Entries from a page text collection
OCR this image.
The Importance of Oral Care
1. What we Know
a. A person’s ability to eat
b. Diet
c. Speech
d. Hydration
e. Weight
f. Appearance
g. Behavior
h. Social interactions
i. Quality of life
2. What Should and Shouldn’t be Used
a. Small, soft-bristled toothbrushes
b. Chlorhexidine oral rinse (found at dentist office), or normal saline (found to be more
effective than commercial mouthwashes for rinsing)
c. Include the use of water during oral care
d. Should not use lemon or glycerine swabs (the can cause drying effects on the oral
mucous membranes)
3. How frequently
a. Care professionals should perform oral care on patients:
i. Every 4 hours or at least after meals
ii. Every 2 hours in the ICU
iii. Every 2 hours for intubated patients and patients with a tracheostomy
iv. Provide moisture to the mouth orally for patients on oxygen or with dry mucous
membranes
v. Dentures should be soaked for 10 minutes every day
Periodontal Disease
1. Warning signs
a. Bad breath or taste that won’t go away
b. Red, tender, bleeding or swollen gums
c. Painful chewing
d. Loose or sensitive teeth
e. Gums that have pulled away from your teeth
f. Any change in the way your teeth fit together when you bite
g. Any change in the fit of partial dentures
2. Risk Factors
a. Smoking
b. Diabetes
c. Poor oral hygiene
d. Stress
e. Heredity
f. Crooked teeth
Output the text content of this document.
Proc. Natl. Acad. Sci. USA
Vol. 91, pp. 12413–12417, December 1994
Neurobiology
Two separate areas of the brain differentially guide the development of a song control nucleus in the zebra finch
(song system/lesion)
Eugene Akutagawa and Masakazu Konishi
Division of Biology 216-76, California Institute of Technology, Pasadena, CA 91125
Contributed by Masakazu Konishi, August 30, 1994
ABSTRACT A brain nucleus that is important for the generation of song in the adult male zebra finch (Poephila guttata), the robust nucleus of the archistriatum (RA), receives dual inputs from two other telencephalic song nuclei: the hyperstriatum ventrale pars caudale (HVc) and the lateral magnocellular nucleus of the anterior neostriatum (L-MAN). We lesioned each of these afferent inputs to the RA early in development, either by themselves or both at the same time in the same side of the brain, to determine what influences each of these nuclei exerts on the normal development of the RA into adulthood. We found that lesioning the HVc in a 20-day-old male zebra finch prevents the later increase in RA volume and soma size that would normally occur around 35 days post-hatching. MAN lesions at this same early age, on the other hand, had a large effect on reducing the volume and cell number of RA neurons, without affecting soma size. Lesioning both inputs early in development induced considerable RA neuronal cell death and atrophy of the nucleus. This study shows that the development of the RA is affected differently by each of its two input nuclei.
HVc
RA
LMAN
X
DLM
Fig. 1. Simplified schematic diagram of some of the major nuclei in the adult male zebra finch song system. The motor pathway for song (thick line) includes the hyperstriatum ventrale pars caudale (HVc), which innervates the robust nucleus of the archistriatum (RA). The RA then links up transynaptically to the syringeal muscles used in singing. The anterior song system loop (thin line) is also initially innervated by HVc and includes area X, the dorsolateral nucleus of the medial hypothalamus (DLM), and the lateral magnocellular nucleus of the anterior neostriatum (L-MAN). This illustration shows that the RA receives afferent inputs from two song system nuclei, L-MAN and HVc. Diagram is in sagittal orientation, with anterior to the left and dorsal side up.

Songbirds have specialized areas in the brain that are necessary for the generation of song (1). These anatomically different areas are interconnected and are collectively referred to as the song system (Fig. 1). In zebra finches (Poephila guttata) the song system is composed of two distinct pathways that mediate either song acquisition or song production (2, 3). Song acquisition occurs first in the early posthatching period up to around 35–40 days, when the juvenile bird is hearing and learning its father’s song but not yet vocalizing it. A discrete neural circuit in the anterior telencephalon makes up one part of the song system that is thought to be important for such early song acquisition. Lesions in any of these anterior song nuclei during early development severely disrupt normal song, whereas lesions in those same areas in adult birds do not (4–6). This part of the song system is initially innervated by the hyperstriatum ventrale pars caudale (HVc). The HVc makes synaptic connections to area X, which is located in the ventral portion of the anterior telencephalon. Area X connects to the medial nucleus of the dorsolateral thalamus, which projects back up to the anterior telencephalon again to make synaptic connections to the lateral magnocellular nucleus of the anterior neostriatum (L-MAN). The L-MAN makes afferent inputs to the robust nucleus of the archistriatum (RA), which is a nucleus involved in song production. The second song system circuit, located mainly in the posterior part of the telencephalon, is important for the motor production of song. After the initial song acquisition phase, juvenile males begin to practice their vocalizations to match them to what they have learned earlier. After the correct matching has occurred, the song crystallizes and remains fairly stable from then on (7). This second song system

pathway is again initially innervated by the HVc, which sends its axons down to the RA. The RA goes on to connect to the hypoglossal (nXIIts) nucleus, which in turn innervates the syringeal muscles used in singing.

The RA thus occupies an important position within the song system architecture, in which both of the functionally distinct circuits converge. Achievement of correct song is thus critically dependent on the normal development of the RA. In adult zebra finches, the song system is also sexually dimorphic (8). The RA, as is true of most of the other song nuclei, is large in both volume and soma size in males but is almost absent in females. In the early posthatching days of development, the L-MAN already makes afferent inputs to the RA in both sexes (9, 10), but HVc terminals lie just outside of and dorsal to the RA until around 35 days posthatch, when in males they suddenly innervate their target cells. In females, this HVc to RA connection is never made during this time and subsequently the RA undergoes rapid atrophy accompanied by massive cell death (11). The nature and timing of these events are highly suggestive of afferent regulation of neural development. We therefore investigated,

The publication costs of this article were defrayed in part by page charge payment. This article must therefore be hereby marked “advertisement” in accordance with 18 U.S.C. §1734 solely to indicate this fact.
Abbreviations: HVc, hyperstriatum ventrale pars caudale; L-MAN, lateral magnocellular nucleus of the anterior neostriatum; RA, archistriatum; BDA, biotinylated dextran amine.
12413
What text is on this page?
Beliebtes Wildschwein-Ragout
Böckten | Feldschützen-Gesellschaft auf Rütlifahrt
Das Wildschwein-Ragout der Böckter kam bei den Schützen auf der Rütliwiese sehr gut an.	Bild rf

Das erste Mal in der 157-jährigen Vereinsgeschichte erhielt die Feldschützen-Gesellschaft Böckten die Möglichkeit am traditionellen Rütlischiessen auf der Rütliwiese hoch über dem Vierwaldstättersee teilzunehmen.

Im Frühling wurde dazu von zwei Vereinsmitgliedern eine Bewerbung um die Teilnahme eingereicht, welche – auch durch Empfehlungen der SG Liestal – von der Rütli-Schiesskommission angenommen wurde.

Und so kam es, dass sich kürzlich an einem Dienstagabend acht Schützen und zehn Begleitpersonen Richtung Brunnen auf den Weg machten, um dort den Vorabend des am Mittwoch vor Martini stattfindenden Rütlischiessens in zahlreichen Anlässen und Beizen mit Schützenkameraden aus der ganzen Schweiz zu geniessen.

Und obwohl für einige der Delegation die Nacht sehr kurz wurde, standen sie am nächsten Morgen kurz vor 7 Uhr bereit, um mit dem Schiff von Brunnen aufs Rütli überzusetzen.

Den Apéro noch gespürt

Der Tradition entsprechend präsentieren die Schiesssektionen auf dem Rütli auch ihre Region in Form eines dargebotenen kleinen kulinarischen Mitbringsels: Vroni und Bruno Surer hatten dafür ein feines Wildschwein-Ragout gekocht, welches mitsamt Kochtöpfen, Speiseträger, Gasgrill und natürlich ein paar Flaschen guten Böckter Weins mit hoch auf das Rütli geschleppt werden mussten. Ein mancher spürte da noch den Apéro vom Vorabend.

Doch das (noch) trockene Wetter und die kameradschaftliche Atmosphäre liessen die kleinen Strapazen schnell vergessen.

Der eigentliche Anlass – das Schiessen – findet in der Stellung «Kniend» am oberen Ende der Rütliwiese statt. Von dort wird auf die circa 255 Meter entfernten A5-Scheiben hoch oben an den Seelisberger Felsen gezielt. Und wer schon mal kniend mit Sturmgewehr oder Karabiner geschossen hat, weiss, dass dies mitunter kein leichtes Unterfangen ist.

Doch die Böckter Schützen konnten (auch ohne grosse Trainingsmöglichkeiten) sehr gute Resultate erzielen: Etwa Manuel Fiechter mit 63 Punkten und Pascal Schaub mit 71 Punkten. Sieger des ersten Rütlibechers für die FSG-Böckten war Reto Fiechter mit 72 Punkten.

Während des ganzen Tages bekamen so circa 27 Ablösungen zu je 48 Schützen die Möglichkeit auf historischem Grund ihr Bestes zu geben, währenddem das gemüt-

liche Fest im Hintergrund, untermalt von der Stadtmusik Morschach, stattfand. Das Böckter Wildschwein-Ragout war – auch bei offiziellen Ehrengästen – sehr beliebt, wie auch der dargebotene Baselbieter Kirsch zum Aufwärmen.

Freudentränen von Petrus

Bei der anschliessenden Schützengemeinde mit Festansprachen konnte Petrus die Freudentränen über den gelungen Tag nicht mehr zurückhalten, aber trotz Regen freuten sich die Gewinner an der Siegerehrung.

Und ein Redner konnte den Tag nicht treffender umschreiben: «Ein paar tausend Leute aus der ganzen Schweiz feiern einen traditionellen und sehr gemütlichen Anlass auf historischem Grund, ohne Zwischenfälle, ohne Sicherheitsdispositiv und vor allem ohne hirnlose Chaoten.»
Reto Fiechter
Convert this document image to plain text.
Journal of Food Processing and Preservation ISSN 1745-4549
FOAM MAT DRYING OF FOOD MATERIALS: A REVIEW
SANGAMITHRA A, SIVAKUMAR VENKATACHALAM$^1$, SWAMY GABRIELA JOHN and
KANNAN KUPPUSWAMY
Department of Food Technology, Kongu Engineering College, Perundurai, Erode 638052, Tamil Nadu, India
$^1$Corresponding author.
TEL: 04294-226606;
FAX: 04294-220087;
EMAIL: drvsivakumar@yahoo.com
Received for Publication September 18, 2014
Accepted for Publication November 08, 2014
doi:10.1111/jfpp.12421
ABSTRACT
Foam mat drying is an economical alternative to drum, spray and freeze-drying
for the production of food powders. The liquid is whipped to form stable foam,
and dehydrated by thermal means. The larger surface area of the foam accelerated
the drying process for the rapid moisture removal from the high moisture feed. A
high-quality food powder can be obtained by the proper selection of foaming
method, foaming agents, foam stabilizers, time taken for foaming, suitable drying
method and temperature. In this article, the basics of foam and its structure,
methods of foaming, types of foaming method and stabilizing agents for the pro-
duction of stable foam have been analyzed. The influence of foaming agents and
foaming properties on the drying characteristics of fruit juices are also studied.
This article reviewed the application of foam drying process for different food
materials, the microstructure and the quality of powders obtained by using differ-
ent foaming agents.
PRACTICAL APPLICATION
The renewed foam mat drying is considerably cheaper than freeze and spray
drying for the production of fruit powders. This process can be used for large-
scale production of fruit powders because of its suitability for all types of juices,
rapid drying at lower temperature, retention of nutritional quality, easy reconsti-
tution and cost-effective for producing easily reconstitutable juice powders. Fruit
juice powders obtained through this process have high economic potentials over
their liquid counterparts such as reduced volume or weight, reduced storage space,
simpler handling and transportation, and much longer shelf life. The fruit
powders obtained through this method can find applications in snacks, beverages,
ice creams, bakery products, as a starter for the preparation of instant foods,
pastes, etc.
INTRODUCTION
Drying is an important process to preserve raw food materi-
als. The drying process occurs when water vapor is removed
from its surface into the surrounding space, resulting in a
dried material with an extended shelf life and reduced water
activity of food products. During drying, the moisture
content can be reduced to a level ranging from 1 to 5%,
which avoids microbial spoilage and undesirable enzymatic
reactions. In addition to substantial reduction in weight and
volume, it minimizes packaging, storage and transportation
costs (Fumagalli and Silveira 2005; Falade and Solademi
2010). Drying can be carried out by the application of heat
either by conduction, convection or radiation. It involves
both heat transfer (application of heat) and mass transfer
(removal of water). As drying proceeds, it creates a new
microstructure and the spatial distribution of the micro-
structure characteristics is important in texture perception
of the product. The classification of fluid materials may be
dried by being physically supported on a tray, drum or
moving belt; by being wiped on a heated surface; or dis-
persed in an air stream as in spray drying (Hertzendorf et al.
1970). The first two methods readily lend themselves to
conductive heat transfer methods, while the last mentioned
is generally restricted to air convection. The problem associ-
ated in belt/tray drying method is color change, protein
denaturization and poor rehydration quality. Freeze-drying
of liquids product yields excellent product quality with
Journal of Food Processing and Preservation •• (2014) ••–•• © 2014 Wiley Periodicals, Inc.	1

**Your instructions**: Where in the records does the word "spray" appear? Copy each line that holds it.

**Problem solution**:
Foam mat drying is an economical alternative to drum, spray and freeze-drying
The renewed foam mat drying is considerably cheaper than freeze and spray
persed in an air stream as in spray drying (Hertzendorf et al.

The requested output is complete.